··· DATA SHOWN

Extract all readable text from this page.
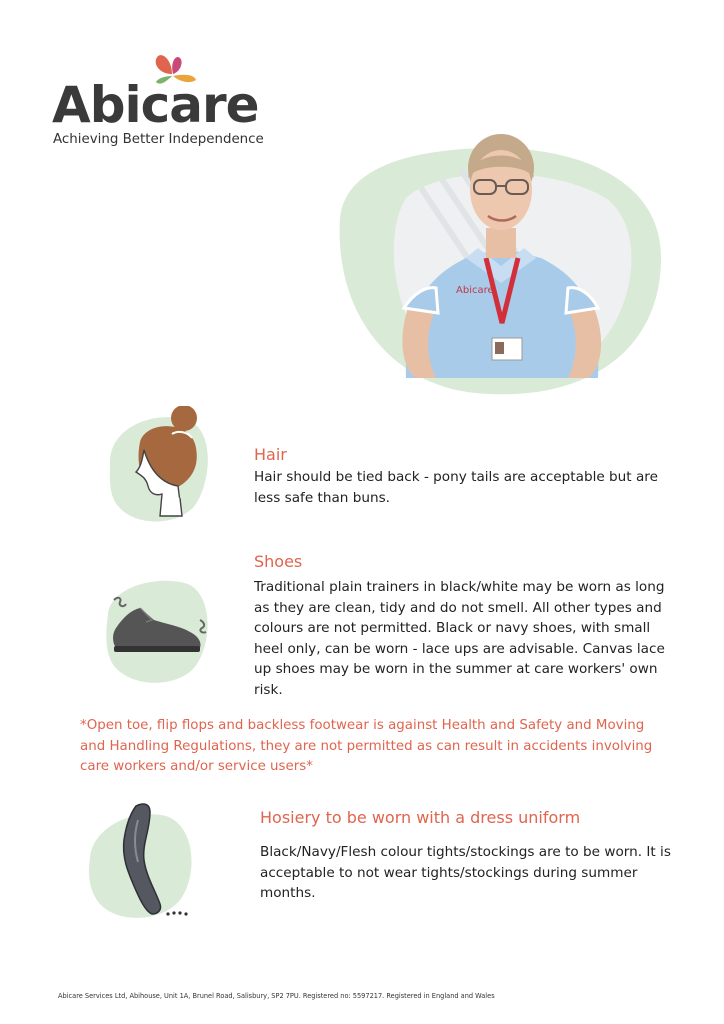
Abicare
Achieving Better Independence
Abicare
Hair
Hair should be tied back - pony tails are acceptable but are
less safe than buns.
Shoes
Traditional plain trainers in black/white may be worn as long
as they are clean, tidy and do not smell. All other types and
colours are not permitted. Black or navy shoes, with small
heel only, can be worn - lace ups are advisable. Canvas lace
up shoes may be worn in the summer at care workers' own
risk.
*Open toe, flip flops and backless footwear is against Health and Safety and Moving
and Handling Regulations, they are not permitted as can result in accidents involving
care workers and/or service users*
Hosiery to be worn with a dress uniform
Black/Navy/Flesh colour tights/stockings are to be worn. It is
acceptable to not wear tights/stockings during summer
months.
Abicare Services Ltd, Abihouse, Unit 1A, Brunel Road, Salisbury, SP2 7PU. Registered no: 5597217. Registered in England and Wales
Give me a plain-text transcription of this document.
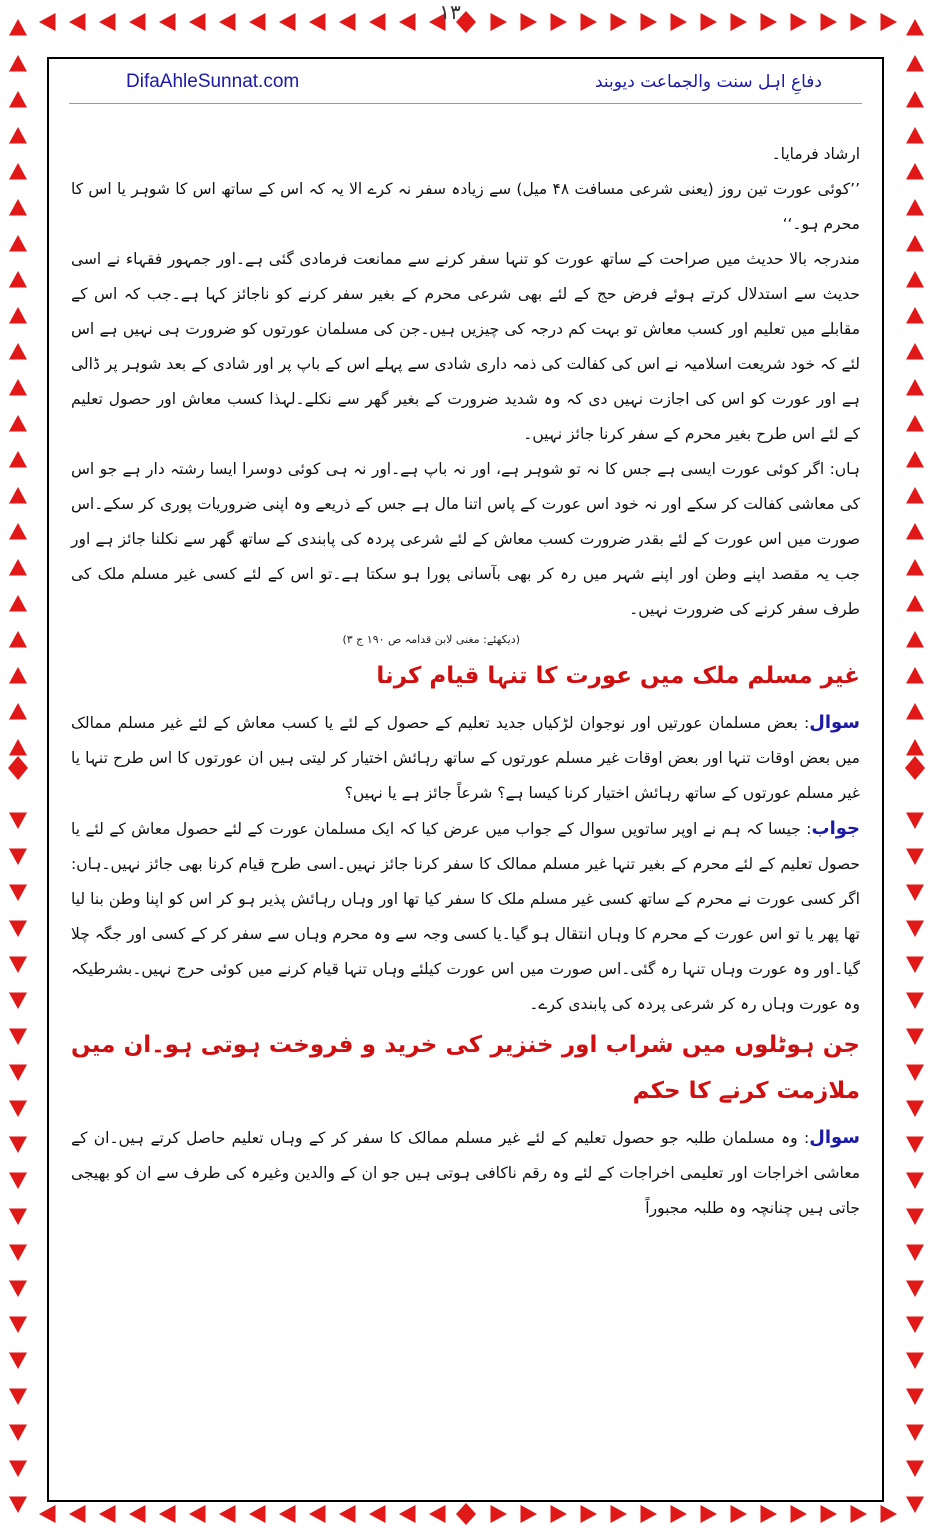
۱۳
DifaAhleSunnat.com	دفاعِ اہل سنت والجماعت دیوبند

ارشاد فرمایا۔

’’کوئی عورت تین روز (یعنی شرعی مسافت ۴۸ میل) سے زیادہ سفر نہ کرے الا یہ کہ اس کے ساتھ اس کا شوہر یا اس کا محرم ہو۔‘‘

مندرجہ بالا حدیث میں صراحت کے ساتھ عورت کو تنہا سفر کرنے سے ممانعت فرمادی گئی ہے۔اور جمہور فقہاء نے اسی حدیث سے استدلال کرتے ہوئے فرض حج کے لئے بھی شرعی محرم کے بغیر سفر کرنے کو ناجائز کہا ہے۔جب کہ اس کے مقابلے میں تعلیم اور کسب معاش تو بہت کم درجہ کی چیزیں ہیں۔جن کی مسلمان عورتوں کو ضرورت ہی نہیں ہے اس لئے کہ خود شریعت اسلامیہ نے اس کی کفالت کی ذمہ داری شادی سے پہلے اس کے باپ پر اور شادی کے بعد شوہر پر ڈالی ہے اور عورت کو اس کی اجازت نہیں دی کہ وہ شدید ضرورت کے بغیر گھر سے نکلے۔لہذا کسب معاش اور حصول تعلیم کے لئے اس طرح بغیر محرم کے سفر کرنا جائز نہیں۔

ہاں: اگر کوئی عورت ایسی ہے جس کا نہ تو شوہر ہے، اور نہ باپ ہے۔اور نہ ہی کوئی دوسرا ایسا رشتہ دار ہے جو اس کی معاشی کفالت کر سکے اور نہ خود اس عورت کے پاس اتنا مال ہے جس کے ذریعے وہ اپنی ضروریات پوری کر سکے۔اس صورت میں اس عورت کے لئے بقدر ضرورت کسب معاش کے لئے شرعی پردہ کی پابندی کے ساتھ گھر سے نکلنا جائز ہے اور جب یہ مقصد اپنے وطن اور اپنے شہر میں رہ کر بھی بآسانی پورا ہو سکتا ہے۔تو اس کے لئے کسی غیر مسلم ملک کی طرف سفر کرنے کی ضرورت نہیں۔

(دیکھئے: مغنی لابن قدامہ ص ۱۹۰ ج ۳)

غیر مسلم ملک میں عورت کا تنہا قیام کرنا

سوال: بعض مسلمان عورتیں اور نوجوان لڑکیاں جدید تعلیم کے حصول کے لئے یا کسب معاش کے لئے غیر مسلم ممالک میں بعض اوقات تنہا اور بعض اوقات غیر مسلم عورتوں کے ساتھ رہائش اختیار کر لیتی ہیں ان عورتوں کا اس طرح تنہا یا غیر مسلم عورتوں کے ساتھ رہائش اختیار کرنا کیسا ہے؟ شرعاً جائز ہے یا نہیں؟

جواب: جیسا کہ ہم نے اوپر ساتویں سوال کے جواب میں عرض کیا کہ ایک مسلمان عورت کے لئے حصول معاش کے لئے یا حصول تعلیم کے لئے محرم کے بغیر تنہا غیر مسلم ممالک کا سفر کرنا جائز نہیں۔اسی طرح قیام کرنا بھی جائز نہیں۔ہاں: اگر کسی عورت نے محرم کے ساتھ کسی غیر مسلم ملک کا سفر کیا تھا اور وہاں رہائش پذیر ہو کر اس کو اپنا وطن بنا لیا تھا پھر یا تو اس عورت کے محرم کا وہاں انتقال ہو گیا۔یا کسی وجہ سے وہ محرم وہاں سے سفر کر کے کسی اور جگہ چلا گیا۔اور وہ عورت وہاں تنہا رہ گئی۔اس صورت میں اس عورت کیلئے وہاں تنہا قیام کرنے میں کوئی حرج نہیں۔بشرطیکہ وہ عورت وہاں رہ کر شرعی پردہ کی پابندی کرے۔

جن ہوٹلوں میں شراب اور خنزیر کی خرید و فروخت ہوتی ہو۔ان میں ملازمت کرنے کا حکم

سوال: وہ مسلمان طلبہ جو حصول تعلیم کے لئے غیر مسلم ممالک کا سفر کر کے وہاں تعلیم حاصل کرتے ہیں۔ان کے معاشی اخراجات اور تعلیمی اخراجات کے لئے وہ رقم ناکافی ہوتی ہیں جو ان کے والدین وغیرہ کی طرف سے ان کو بھیجی جاتی ہیں چنانچہ وہ طلبہ مجبوراً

······

> _SHORT EXERCISE_
Pull out all lines from the listing that contain the string "with".

> _FINAL RESULT_
colours are not permitted. Black or navy shoes, with small
Hosiery to be worn with a dress uniform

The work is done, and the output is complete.